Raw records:
....

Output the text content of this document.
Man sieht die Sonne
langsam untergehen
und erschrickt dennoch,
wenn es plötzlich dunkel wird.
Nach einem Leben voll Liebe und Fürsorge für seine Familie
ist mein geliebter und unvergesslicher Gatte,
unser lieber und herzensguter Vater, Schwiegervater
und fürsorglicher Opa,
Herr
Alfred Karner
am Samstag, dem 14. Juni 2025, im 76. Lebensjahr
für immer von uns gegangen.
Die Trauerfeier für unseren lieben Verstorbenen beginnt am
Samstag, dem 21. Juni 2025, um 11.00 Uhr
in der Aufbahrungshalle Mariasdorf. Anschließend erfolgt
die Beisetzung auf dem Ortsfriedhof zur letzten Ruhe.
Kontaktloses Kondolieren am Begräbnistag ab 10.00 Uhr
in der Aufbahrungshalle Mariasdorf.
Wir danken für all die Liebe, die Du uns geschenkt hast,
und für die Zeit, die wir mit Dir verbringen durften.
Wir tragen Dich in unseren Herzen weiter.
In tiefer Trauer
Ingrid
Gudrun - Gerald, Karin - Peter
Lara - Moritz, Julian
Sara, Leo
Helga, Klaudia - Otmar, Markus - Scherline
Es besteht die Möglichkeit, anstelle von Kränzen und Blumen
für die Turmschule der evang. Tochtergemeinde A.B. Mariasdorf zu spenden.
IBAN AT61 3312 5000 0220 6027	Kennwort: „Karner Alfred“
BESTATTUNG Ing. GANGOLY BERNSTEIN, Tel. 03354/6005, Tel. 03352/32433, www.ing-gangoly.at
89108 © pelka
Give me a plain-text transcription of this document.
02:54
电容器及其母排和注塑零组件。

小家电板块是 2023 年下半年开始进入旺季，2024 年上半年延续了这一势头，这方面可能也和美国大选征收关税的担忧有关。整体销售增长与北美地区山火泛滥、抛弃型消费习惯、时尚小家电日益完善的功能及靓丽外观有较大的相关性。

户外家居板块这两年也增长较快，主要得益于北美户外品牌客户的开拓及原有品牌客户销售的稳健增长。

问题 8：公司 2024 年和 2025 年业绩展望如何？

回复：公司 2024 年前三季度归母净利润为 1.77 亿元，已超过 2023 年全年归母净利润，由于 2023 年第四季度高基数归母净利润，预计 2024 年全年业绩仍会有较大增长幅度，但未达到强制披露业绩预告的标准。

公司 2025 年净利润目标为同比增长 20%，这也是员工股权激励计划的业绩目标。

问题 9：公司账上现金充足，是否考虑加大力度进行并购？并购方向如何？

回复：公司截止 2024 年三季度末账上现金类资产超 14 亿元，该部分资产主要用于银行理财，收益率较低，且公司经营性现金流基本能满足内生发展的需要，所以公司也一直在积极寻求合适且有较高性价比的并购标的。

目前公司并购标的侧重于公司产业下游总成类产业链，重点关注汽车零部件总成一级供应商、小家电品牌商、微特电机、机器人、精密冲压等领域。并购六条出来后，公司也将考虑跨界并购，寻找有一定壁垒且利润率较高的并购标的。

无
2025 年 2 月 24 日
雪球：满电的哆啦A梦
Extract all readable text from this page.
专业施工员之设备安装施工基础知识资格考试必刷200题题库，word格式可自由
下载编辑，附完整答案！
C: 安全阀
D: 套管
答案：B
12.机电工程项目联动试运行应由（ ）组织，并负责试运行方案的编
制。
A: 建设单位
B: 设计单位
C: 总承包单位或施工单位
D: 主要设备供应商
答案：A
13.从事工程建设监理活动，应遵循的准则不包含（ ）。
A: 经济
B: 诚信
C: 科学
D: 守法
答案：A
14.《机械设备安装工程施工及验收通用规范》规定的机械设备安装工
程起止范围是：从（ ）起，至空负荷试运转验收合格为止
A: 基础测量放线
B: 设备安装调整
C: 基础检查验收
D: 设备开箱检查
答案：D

....

**Required work**
Output each record precisely as given.

**Written response**
Output the text content of this document.
Man sieht die Sonne
langsam untergehen
und erschrickt dennoch,
wenn es plötzlich dunkel wird.
Nach einem Leben voll Liebe und Fürsorge für seine Familie
ist mein geliebter und unvergesslicher Gatte,
unser lieber und herzensguter Vater, Schwiegervater
und fürsorglicher Opa,
Herr
Alfred Karner
am Samstag, dem 14. Juni 2025, im 76. Lebensjahr
für immer von uns gegangen.
Die Trauerfeier für unseren lieben Verstorbenen beginnt am
Samstag, dem 21. Juni 2025, um 11.00 Uhr
in der Aufbahrungshalle Mariasdorf. Anschließend erfolgt
die Beisetzung auf dem Ortsfriedhof zur letzten Ruhe.
Kontaktloses Kondolieren am Begräbnistag ab 10.00 Uhr
in der Aufbahrungshalle Mariasdorf.
Wir danken für all die Liebe, die Du uns geschenkt hast,
und für die Zeit, die wir mit Dir verbringen durften.
Wir tragen Dich in unseren Herzen weiter.
In tiefer Trauer
Ingrid
Gudrun - Gerald, Karin - Peter
Lara - Moritz, Julian
Sara, Leo
Helga, Klaudia - Otmar, Markus - Scherline
Es besteht die Möglichkeit, anstelle von Kränzen und Blumen
für die Turmschule der evang. Tochtergemeinde A.B. Mariasdorf zu spenden.
IBAN AT61 3312 5000 0220 6027	Kennwort: „Karner Alfred“
BESTATTUNG Ing. GANGOLY BERNSTEIN, Tel. 03354/6005, Tel. 03352/32433, www.ing-gangoly.at
89108 © pelka
Give me a plain-text transcription of this document.
02:54
电容器及其母排和注塑零组件。

小家电板块是 2023 年下半年开始进入旺季，2024 年上半年延续了这一势头，这方面可能也和美国大选征收关税的担忧有关。整体销售增长与北美地区山火泛滥、抛弃型消费习惯、时尚小家电日益完善的功能及靓丽外观有较大的相关性。

户外家居板块这两年也增长较快，主要得益于北美户外品牌客户的开拓及原有品牌客户销售的稳健增长。

问题 8：公司 2024 年和 2025 年业绩展望如何？

回复：公司 2024 年前三季度归母净利润为 1.77 亿元，已超过 2023 年全年归母净利润，由于 2023 年第四季度高基数归母净利润，预计 2024 年全年业绩仍会有较大增长幅度，但未达到强制披露业绩预告的标准。

公司 2025 年净利润目标为同比增长 20%，这也是员工股权激励计划的业绩目标。

问题 9：公司账上现金充足，是否考虑加大力度进行并购？并购方向如何？

回复：公司截止 2024 年三季度末账上现金类资产超 14 亿元，该部分资产主要用于银行理财，收益率较低，且公司经营性现金流基本能满足内生发展的需要，所以公司也一直在积极寻求合适且有较高性价比的并购标的。

目前公司并购标的侧重于公司产业下游总成类产业链，重点关注汽车零部件总成一级供应商、小家电品牌商、微特电机、机器人、精密冲压等领域。并购六条出来后，公司也将考虑跨界并购，寻找有一定壁垒且利润率较高的并购标的。

无
2025 年 2 月 24 日
雪球：满电的哆啦A梦
Extract all readable text from this page.
专业施工员之设备安装施工基础知识资格考试必刷200题题库，word格式可自由
下载编辑，附完整答案！
C: 安全阀
D: 套管
答案：B
12.机电工程项目联动试运行应由（ ）组织，并负责试运行方案的编
制。
A: 建设单位
B: 设计单位
C: 总承包单位或施工单位
D: 主要设备供应商
答案：A
13.从事工程建设监理活动，应遵循的准则不包含（ ）。
A: 经济
B: 诚信
C: 科学
D: 守法
答案：A
14.《机械设备安装工程施工及验收通用规范》规定的机械设备安装工
程起止范围是：从（ ）起，至空负荷试运转验收合格为止
A: 基础测量放线
B: 设备安装调整
C: 基础检查验收
D: 设备开箱检查
答案：D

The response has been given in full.